• _RAW RECORDS_:

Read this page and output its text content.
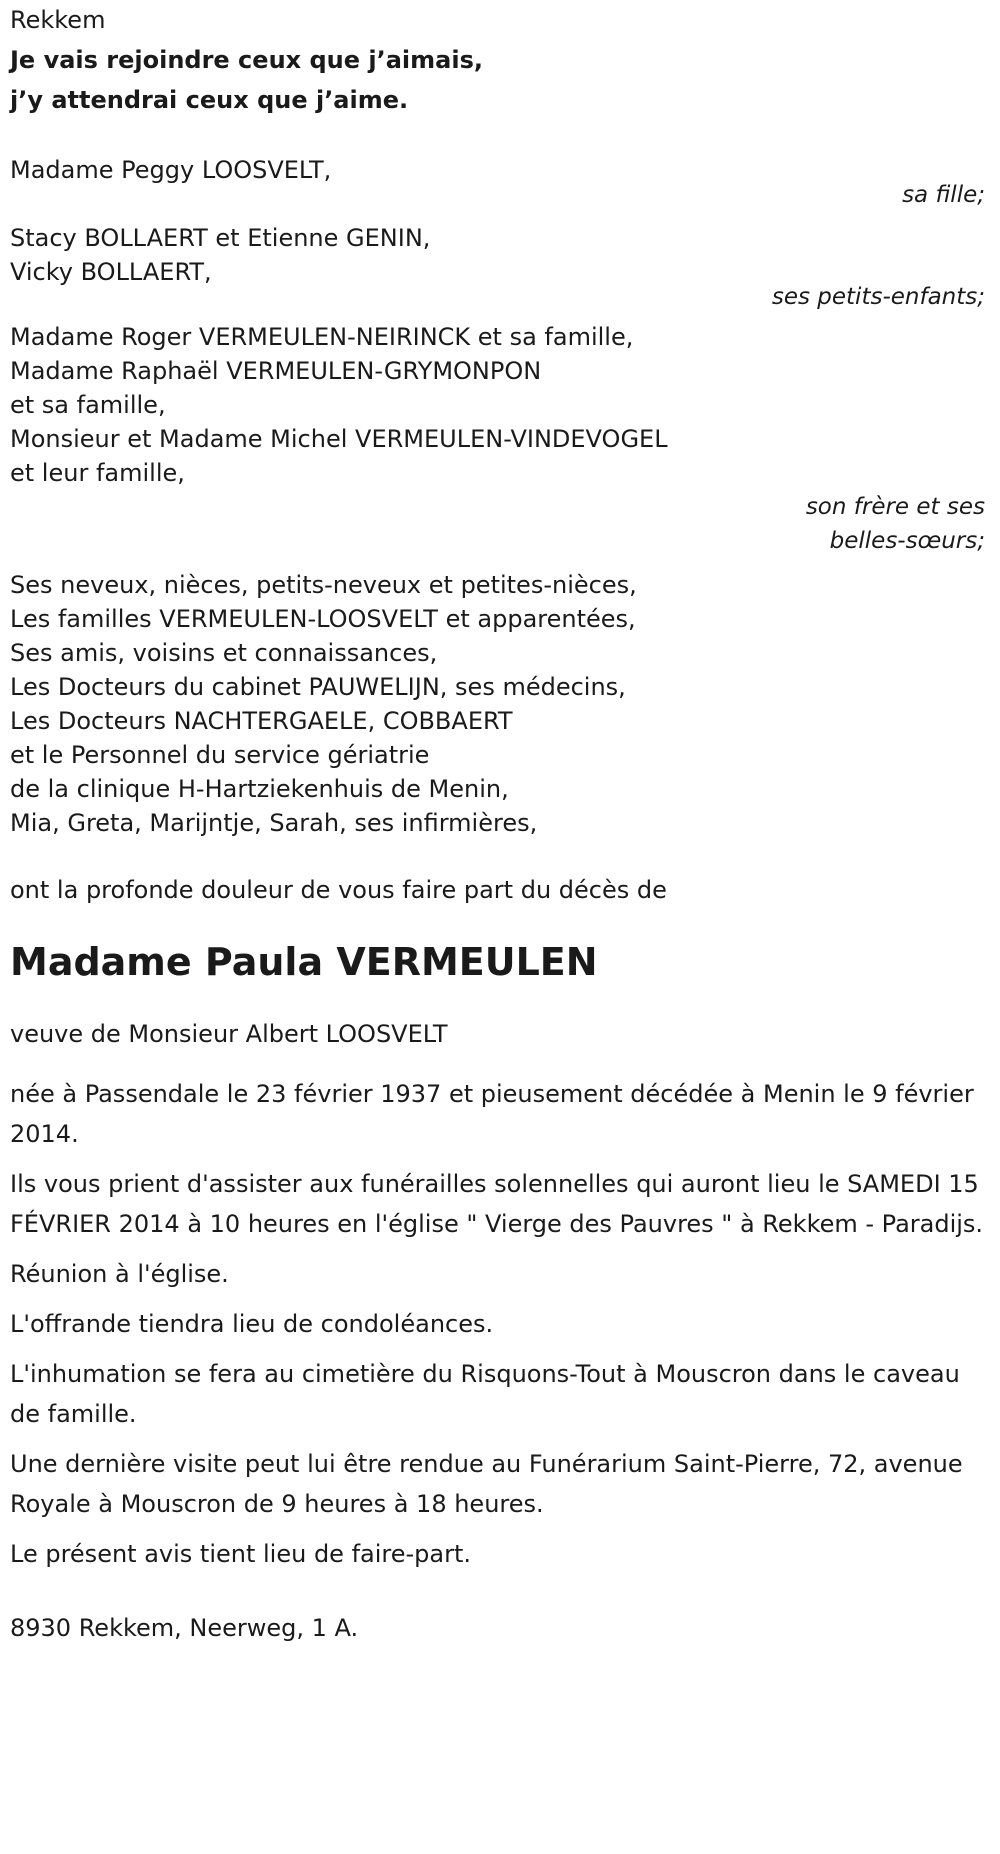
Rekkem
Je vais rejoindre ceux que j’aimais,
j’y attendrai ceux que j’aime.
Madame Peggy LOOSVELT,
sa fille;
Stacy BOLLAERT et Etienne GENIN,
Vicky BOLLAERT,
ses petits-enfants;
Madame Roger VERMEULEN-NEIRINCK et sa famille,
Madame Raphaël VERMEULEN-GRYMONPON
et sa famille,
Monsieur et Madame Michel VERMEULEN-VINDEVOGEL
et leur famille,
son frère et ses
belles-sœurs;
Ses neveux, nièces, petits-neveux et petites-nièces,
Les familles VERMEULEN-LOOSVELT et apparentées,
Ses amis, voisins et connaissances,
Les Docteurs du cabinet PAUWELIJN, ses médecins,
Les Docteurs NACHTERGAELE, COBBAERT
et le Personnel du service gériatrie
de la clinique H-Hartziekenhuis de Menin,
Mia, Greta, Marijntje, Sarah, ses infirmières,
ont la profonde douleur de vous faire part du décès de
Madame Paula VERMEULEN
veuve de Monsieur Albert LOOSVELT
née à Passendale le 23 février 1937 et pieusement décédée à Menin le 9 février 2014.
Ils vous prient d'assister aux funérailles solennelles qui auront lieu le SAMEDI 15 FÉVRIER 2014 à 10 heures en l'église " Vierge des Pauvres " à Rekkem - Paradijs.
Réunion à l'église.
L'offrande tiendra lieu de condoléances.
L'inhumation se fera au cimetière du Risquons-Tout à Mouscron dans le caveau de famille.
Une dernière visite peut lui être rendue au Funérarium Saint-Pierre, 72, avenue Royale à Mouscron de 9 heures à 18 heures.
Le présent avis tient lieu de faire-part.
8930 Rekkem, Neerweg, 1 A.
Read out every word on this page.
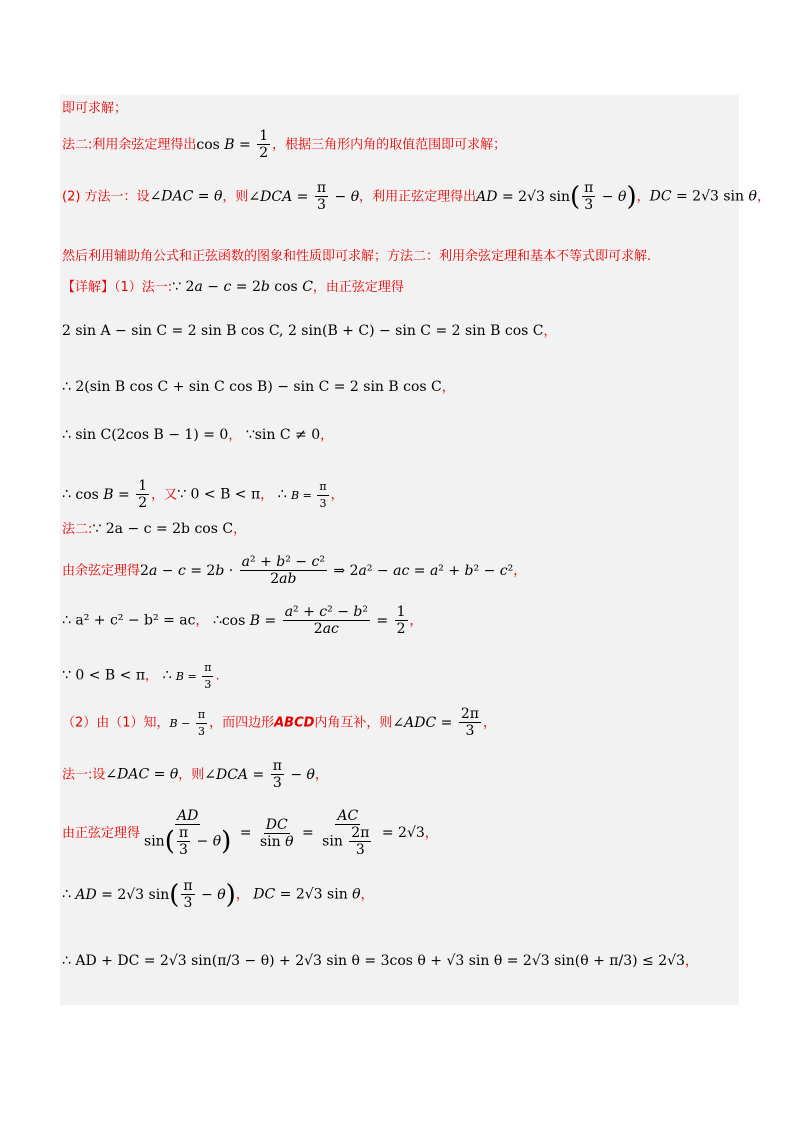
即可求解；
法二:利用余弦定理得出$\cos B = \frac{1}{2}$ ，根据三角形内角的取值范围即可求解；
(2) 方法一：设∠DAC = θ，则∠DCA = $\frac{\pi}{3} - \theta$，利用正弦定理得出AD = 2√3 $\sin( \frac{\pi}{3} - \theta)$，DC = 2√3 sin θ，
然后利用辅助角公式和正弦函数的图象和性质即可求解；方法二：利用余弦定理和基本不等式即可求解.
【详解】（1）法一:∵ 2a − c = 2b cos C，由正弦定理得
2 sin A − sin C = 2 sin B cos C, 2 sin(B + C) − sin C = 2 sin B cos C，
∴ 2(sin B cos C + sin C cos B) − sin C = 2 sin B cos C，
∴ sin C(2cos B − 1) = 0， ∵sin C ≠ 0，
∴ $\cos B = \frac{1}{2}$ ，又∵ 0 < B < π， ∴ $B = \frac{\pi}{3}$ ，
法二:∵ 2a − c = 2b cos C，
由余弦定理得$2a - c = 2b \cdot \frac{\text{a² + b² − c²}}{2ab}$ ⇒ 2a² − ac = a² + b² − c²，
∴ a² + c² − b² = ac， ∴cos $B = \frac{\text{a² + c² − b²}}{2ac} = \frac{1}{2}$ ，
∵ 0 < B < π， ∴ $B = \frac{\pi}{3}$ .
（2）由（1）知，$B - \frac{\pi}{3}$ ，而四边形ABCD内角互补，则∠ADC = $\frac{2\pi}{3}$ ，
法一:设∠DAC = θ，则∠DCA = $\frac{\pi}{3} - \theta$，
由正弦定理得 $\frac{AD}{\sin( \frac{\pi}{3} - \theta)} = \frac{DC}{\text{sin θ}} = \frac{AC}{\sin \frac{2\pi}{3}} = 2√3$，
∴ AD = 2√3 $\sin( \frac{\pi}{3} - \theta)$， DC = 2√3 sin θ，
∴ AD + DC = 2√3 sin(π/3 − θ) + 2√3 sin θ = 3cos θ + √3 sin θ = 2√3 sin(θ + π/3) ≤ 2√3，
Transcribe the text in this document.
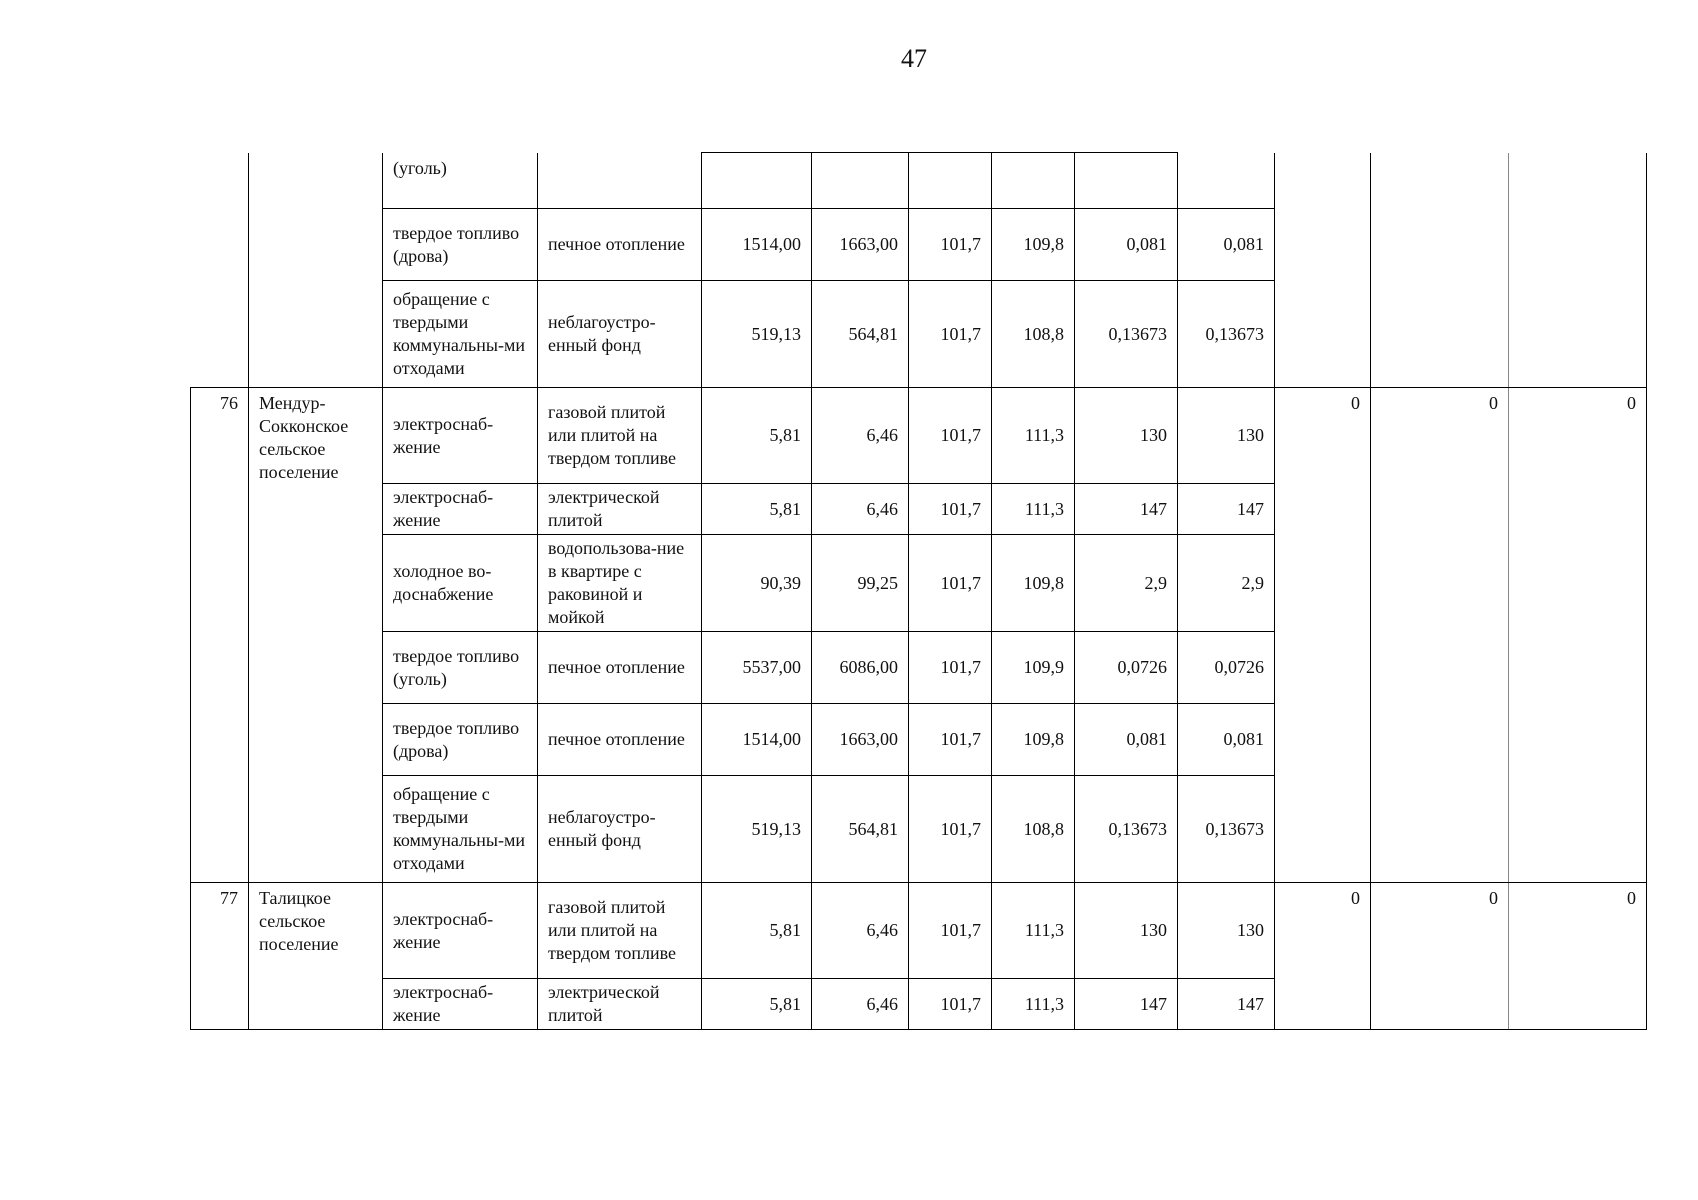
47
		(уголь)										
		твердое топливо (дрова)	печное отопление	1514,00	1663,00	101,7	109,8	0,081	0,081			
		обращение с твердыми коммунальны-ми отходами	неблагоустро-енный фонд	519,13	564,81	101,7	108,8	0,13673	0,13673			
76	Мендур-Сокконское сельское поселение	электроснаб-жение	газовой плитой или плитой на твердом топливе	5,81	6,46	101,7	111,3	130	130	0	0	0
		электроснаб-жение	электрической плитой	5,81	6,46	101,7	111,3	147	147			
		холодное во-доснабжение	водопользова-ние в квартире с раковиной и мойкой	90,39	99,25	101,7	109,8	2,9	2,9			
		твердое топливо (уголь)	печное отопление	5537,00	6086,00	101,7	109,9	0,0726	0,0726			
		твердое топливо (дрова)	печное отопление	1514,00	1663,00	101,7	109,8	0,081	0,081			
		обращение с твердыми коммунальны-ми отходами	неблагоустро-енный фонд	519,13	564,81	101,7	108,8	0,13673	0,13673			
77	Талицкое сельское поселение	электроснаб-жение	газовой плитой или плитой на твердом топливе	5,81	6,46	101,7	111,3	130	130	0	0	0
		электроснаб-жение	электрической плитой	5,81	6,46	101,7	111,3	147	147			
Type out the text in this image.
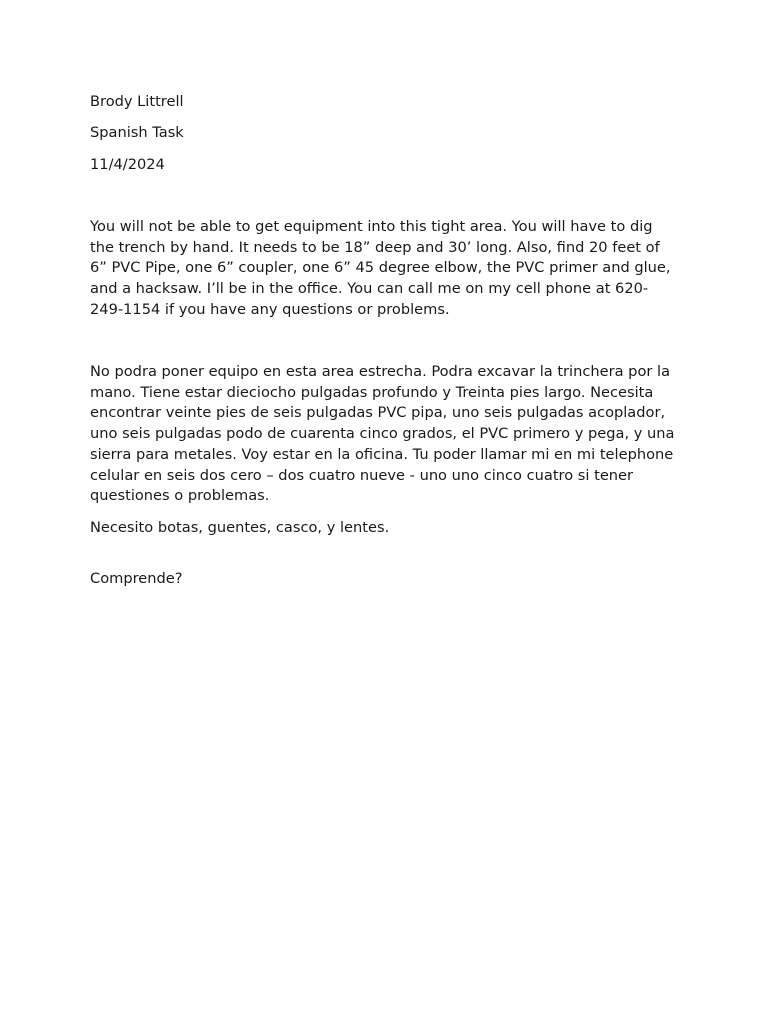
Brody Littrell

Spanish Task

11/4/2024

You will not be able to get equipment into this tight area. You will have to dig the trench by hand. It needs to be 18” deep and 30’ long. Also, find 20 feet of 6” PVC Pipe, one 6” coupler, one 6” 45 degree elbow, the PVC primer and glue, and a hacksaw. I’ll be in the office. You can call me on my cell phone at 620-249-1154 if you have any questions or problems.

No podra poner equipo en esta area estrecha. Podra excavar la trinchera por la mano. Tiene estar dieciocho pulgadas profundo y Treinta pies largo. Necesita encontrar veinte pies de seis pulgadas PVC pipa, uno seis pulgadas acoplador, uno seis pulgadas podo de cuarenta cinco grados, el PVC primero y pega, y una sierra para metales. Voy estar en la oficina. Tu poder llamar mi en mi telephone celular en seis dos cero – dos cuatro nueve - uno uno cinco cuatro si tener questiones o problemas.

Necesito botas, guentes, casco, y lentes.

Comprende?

• _REQUIREMENTS_: Without the pictures, write out the whole listing above exactly as it appears.

• _TASK SOLUTION_:
Read this page and output its text content.
Rekkem
Je vais rejoindre ceux que j’aimais,
j’y attendrai ceux que j’aime.
Madame Peggy LOOSVELT,
sa fille;
Stacy BOLLAERT et Etienne GENIN,
Vicky BOLLAERT,
ses petits-enfants;
Madame Roger VERMEULEN-NEIRINCK et sa famille,
Madame Raphaël VERMEULEN-GRYMONPON
et sa famille,
Monsieur et Madame Michel VERMEULEN-VINDEVOGEL
et leur famille,
son frère et ses
belles-sœurs;
Ses neveux, nièces, petits-neveux et petites-nièces,
Les familles VERMEULEN-LOOSVELT et apparentées,
Ses amis, voisins et connaissances,
Les Docteurs du cabinet PAUWELIJN, ses médecins,
Les Docteurs NACHTERGAELE, COBBAERT
et le Personnel du service gériatrie
de la clinique H-Hartziekenhuis de Menin,
Mia, Greta, Marijntje, Sarah, ses infirmières,
ont la profonde douleur de vous faire part du décès de
Madame Paula VERMEULEN
veuve de Monsieur Albert LOOSVELT
née à Passendale le 23 février 1937 et pieusement décédée à Menin le 9 février 2014.
Ils vous prient d'assister aux funérailles solennelles qui auront lieu le SAMEDI 15 FÉVRIER 2014 à 10 heures en l'église " Vierge des Pauvres " à Rekkem - Paradijs.
Réunion à l'église.
L'offrande tiendra lieu de condoléances.
L'inhumation se fera au cimetière du Risquons-Tout à Mouscron dans le caveau de famille.
Une dernière visite peut lui être rendue au Funérarium Saint-Pierre, 72, avenue Royale à Mouscron de 9 heures à 18 heures.
Le présent avis tient lieu de faire-part.
8930 Rekkem, Neerweg, 1 A.
Read out every word on this page.
即可求解；
法二:利用余弦定理得出$\cos B = \frac{1}{2}$ ，根据三角形内角的取值范围即可求解；
(2) 方法一：设∠DAC = θ，则∠DCA = $\frac{\pi}{3} - \theta$，利用正弦定理得出AD = 2√3 $\sin( \frac{\pi}{3} - \theta)$，DC = 2√3 sin θ，
然后利用辅助角公式和正弦函数的图象和性质即可求解；方法二：利用余弦定理和基本不等式即可求解.
【详解】（1）法一:∵ 2a − c = 2b cos C，由正弦定理得
2 sin A − sin C = 2 sin B cos C, 2 sin(B + C) − sin C = 2 sin B cos C，
∴ 2(sin B cos C + sin C cos B) − sin C = 2 sin B cos C，
∴ sin C(2cos B − 1) = 0， ∵sin C ≠ 0，
∴ $\cos B = \frac{1}{2}$ ，又∵ 0 < B < π， ∴ $B = \frac{\pi}{3}$ ，
法二:∵ 2a − c = 2b cos C，
由余弦定理得$2a - c = 2b \cdot \frac{\text{a² + b² − c²}}{2ab}$ ⇒ 2a² − ac = a² + b² − c²，
∴ a² + c² − b² = ac， ∴cos $B = \frac{\text{a² + c² − b²}}{2ac} = \frac{1}{2}$ ，
∵ 0 < B < π， ∴ $B = \frac{\pi}{3}$ .
（2）由（1）知，$B - \frac{\pi}{3}$ ，而四边形ABCD内角互补，则∠ADC = $\frac{2\pi}{3}$ ，
法一:设∠DAC = θ，则∠DCA = $\frac{\pi}{3} - \theta$，
由正弦定理得 $\frac{AD}{\sin( \frac{\pi}{3} - \theta)} = \frac{DC}{\text{sin θ}} = \frac{AC}{\sin \frac{2\pi}{3}} = 2√3$，
∴ AD = 2√3 $\sin( \frac{\pi}{3} - \theta)$， DC = 2√3 sin θ，
∴ AD + DC = 2√3 sin(π/3 − θ) + 2√3 sin θ = 3cos θ + √3 sin θ = 2√3 sin(θ + π/3) ≤ 2√3，
Transcribe the text in this document.
47
		(уголь)										
		твердое топливо (дрова)	печное отопление	1514,00	1663,00	101,7	109,8	0,081	0,081			
		обращение с твердыми коммунальны-ми отходами	неблагоустро-енный фонд	519,13	564,81	101,7	108,8	0,13673	0,13673			
76	Мендур-Сокконское сельское поселение	электроснаб-жение	газовой плитой или плитой на твердом топливе	5,81	6,46	101,7	111,3	130	130	0	0	0
		электроснаб-жение	электрической плитой	5,81	6,46	101,7	111,3	147	147			
		холодное во-доснабжение	водопользова-ние в квартире с раковиной и мойкой	90,39	99,25	101,7	109,8	2,9	2,9			
		твердое топливо (уголь)	печное отопление	5537,00	6086,00	101,7	109,9	0,0726	0,0726			
		твердое топливо (дрова)	печное отопление	1514,00	1663,00	101,7	109,8	0,081	0,081			
		обращение с твердыми коммунальны-ми отходами	неблагоустро-енный фонд	519,13	564,81	101,7	108,8	0,13673	0,13673			
77	Талицкое сельское поселение	электроснаб-жение	газовой плитой или плитой на твердом топливе	5,81	6,46	101,7	111,3	130	130	0	0	0
		электроснаб-жение	электрической плитой	5,81	6,46	101,7	111,3	147	147			
Type out the text in this image.
Brody Littrell

Spanish Task

11/4/2024

You will not be able to get equipment into this tight area. You will have to dig the trench by hand. It needs to be 18” deep and 30’ long. Also, find 20 feet of 6” PVC Pipe, one 6” coupler, one 6” 45 degree elbow, the PVC primer and glue, and a hacksaw. I’ll be in the office. You can call me on my cell phone at 620-249-1154 if you have any questions or problems.

No podra poner equipo en esta area estrecha. Podra excavar la trinchera por la mano. Tiene estar dieciocho pulgadas profundo y Treinta pies largo. Necesita encontrar veinte pies de seis pulgadas PVC pipa, uno seis pulgadas acoplador, uno seis pulgadas podo de cuarenta cinco grados, el PVC primero y pega, y una sierra para metales. Voy estar en la oficina. Tu poder llamar mi en mi telephone celular en seis dos cero – dos cuatro nueve - uno uno cinco cuatro si tener questiones o problemas.

Necesito botas, guentes, casco, y lentes.

Comprende?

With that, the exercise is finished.